▼▼▼
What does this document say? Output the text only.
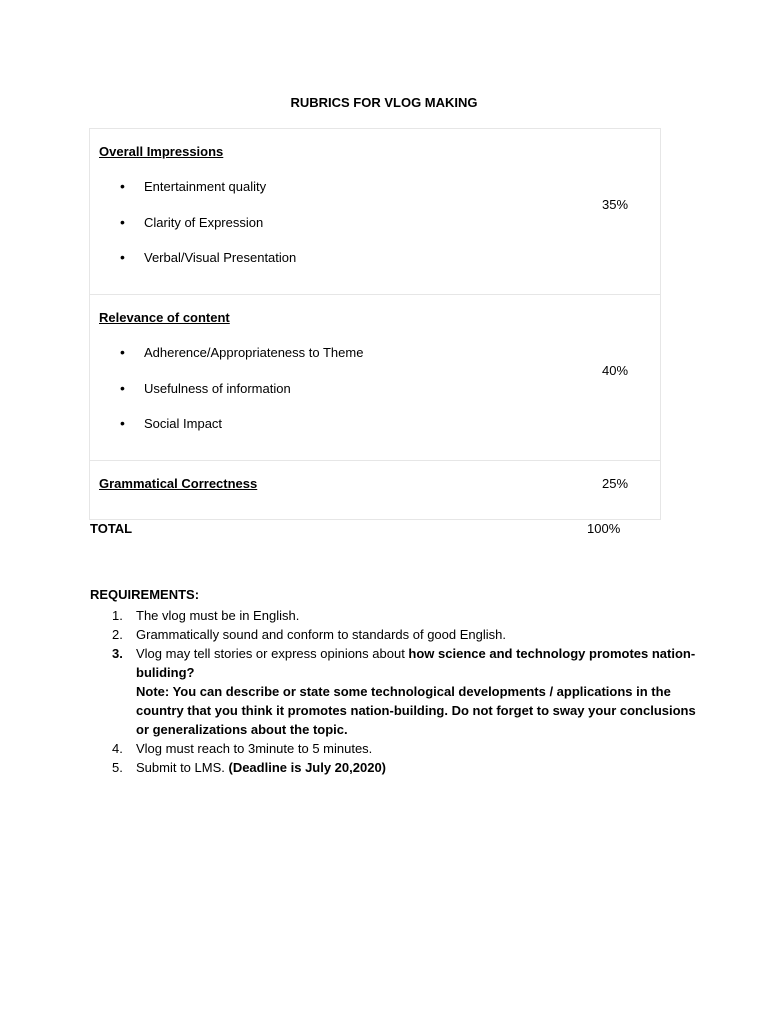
RUBRICS FOR VLOG MAKING
Overall Impressions
• Entertainment quality
• Clarity of Expression
• Verbal/Visual Presentation
35%
Relevance of content
• Adherence/Appropriateness to Theme
• Usefulness of information
• Social Impact
40%
Grammatical Correctness	25%
TOTAL	100%
REQUIREMENTS:
1. The vlog must be in English.
2. Grammatically sound and conform to standards of good English.
3. Vlog may tell stories or express opinions about how science and technology promotes nation-buliding?
Note: You can describe or state some technological developments / applications in the country that you think it promotes nation-building. Do not forget to sway your conclusions or generalizations about the topic.
4. Vlog must reach to 3minute to 5 minutes.
5. Submit to LMS. (Deadline is July 20,2020)
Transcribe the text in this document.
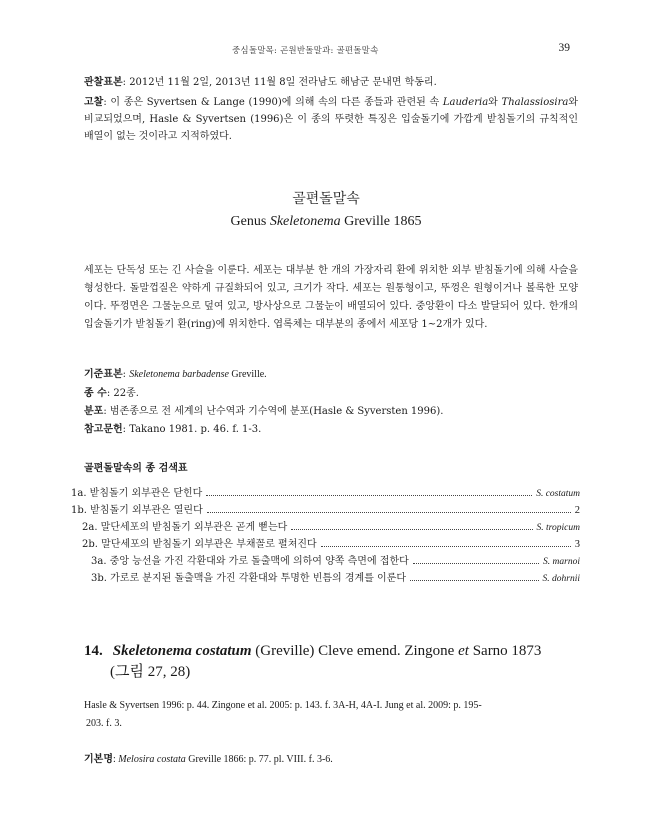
중심돌말목: 곤원반돌말과: 골편돌말속	39

관찰표본: 2012년 11월 2일, 2013년 11월 8일 전라남도 해남군 문내면 학동리.

고찰: 이 종은 Syvertsen & Lange (1990)에 의해 속의 다른 종들과 관련된 속 Lauderia와 Thalassiosira와 비교되었으며, Hasle & Syvertsen (1996)은 이 종의 뚜렷한 특징은 입술돌기에 가깝게 받침돌기의 규칙적인 배열이 없는 것이라고 지적하였다.

골편돌말속
Genus Skeletonema Greville 1865

세포는 단독성 또는 긴 사슬을 이룬다. 세포는 대부분 한 개의 가장자리 환에 위치한 외부 받침돌기에 의해 사슬을 형성한다. 돌말껍질은 약하게 규질화되어 있고, 크기가 작다. 세포는 원통형이고, 뚜껑은 원형이거나 볼록한 모양이다. 뚜껑면은 그물눈으로 덮여 있고, 방사상으로 그물눈이 배열되어 있다. 중앙환이 다소 발달되어 있다. 한개의 입술돌기가 받침돌기 환(ring)에 위치한다. 엽록체는 대부분의 종에서 세포당 1~2개가 있다.

기준표본: Skeletonema barbadense Greville.

종 수: 22종.

분포: 범존종으로 전 세계의 난수역과 기수역에 분포(Hasle & Syversten 1996).

참고문헌: Takano 1981. p. 46. f. 1-3.

골편돌말속의 종 검색표
1a. 받침돌기 외부관은 닫힌다	S. costatum
1b. 받침돌기 외부관은 열린다	2
2a. 말단세포의 받침돌기 외부관은 곧게 뻗는다	S. tropicum
2b. 말단세포의 받침돌기 외부관은 부채꼴로 펼쳐진다	3
3a. 중앙 능선을 가진 각환대와 가로 돌출맥에 의하여 양쪽 측면에 접한다	S. marnoi
3b. 가로로 분지된 돌출맥을 가진 각환대와 투명한 빈틈의 경계를 이룬다	S. dohrnii
14. Skeletonema costatum (Greville) Cleve emend. Zingone et Sarno 1873
(그림 27, 28)
Hasle & Syvertsen 1996: p. 44. Zingone et al. 2005: p. 143. f. 3A-H, 4A-I. Jung et al. 2009: p. 195-
203. f. 3.
기본명: Melosira costata Greville 1866: p. 77. pl. VIII. f. 3-6.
▲▲▲
Task description - Copy every record above exactly as written, but leave out the pictures.

The solution -
What does this document say? Output the text only.
RUBRICS FOR VLOG MAKING
Overall Impressions
• Entertainment quality
• Clarity of Expression
• Verbal/Visual Presentation
35%
Relevance of content
• Adherence/Appropriateness to Theme
• Usefulness of information
• Social Impact
40%
Grammatical Correctness	25%
TOTAL	100%
REQUIREMENTS:
1. The vlog must be in English.
2. Grammatically sound and conform to standards of good English.
3. Vlog may tell stories or express opinions about how science and technology promotes nation-buliding?
Note: You can describe or state some technological developments / applications in the country that you think it promotes nation-building. Do not forget to sway your conclusions or generalizations about the topic.
4. Vlog must reach to 3minute to 5 minutes.
5. Submit to LMS. (Deadline is July 20,2020)
Transcribe the text in this document.
중심돌말목: 곤원반돌말과: 골편돌말속	39

관찰표본: 2012년 11월 2일, 2013년 11월 8일 전라남도 해남군 문내면 학동리.

고찰: 이 종은 Syvertsen & Lange (1990)에 의해 속의 다른 종들과 관련된 속 Lauderia와 Thalassiosira와 비교되었으며, Hasle & Syvertsen (1996)은 이 종의 뚜렷한 특징은 입술돌기에 가깝게 받침돌기의 규칙적인 배열이 없는 것이라고 지적하였다.

골편돌말속
Genus Skeletonema Greville 1865

세포는 단독성 또는 긴 사슬을 이룬다. 세포는 대부분 한 개의 가장자리 환에 위치한 외부 받침돌기에 의해 사슬을 형성한다. 돌말껍질은 약하게 규질화되어 있고, 크기가 작다. 세포는 원통형이고, 뚜껑은 원형이거나 볼록한 모양이다. 뚜껑면은 그물눈으로 덮여 있고, 방사상으로 그물눈이 배열되어 있다. 중앙환이 다소 발달되어 있다. 한개의 입술돌기가 받침돌기 환(ring)에 위치한다. 엽록체는 대부분의 종에서 세포당 1~2개가 있다.

기준표본: Skeletonema barbadense Greville.

종 수: 22종.

분포: 범존종으로 전 세계의 난수역과 기수역에 분포(Hasle & Syversten 1996).

참고문헌: Takano 1981. p. 46. f. 1-3.

골편돌말속의 종 검색표
1a. 받침돌기 외부관은 닫힌다	S. costatum
1b. 받침돌기 외부관은 열린다	2
2a. 말단세포의 받침돌기 외부관은 곧게 뻗는다	S. tropicum
2b. 말단세포의 받침돌기 외부관은 부채꼴로 펼쳐진다	3
3a. 중앙 능선을 가진 각환대와 가로 돌출맥에 의하여 양쪽 측면에 접한다	S. marnoi
3b. 가로로 분지된 돌출맥을 가진 각환대와 투명한 빈틈의 경계를 이룬다	S. dohrnii
14. Skeletonema costatum (Greville) Cleve emend. Zingone et Sarno 1873
(그림 27, 28)
Hasle & Syvertsen 1996: p. 44. Zingone et al. 2005: p. 143. f. 3A-H, 4A-I. Jung et al. 2009: p. 195-
203. f. 3.
기본명: Melosira costata Greville 1866: p. 77. pl. VIII. f. 3-6.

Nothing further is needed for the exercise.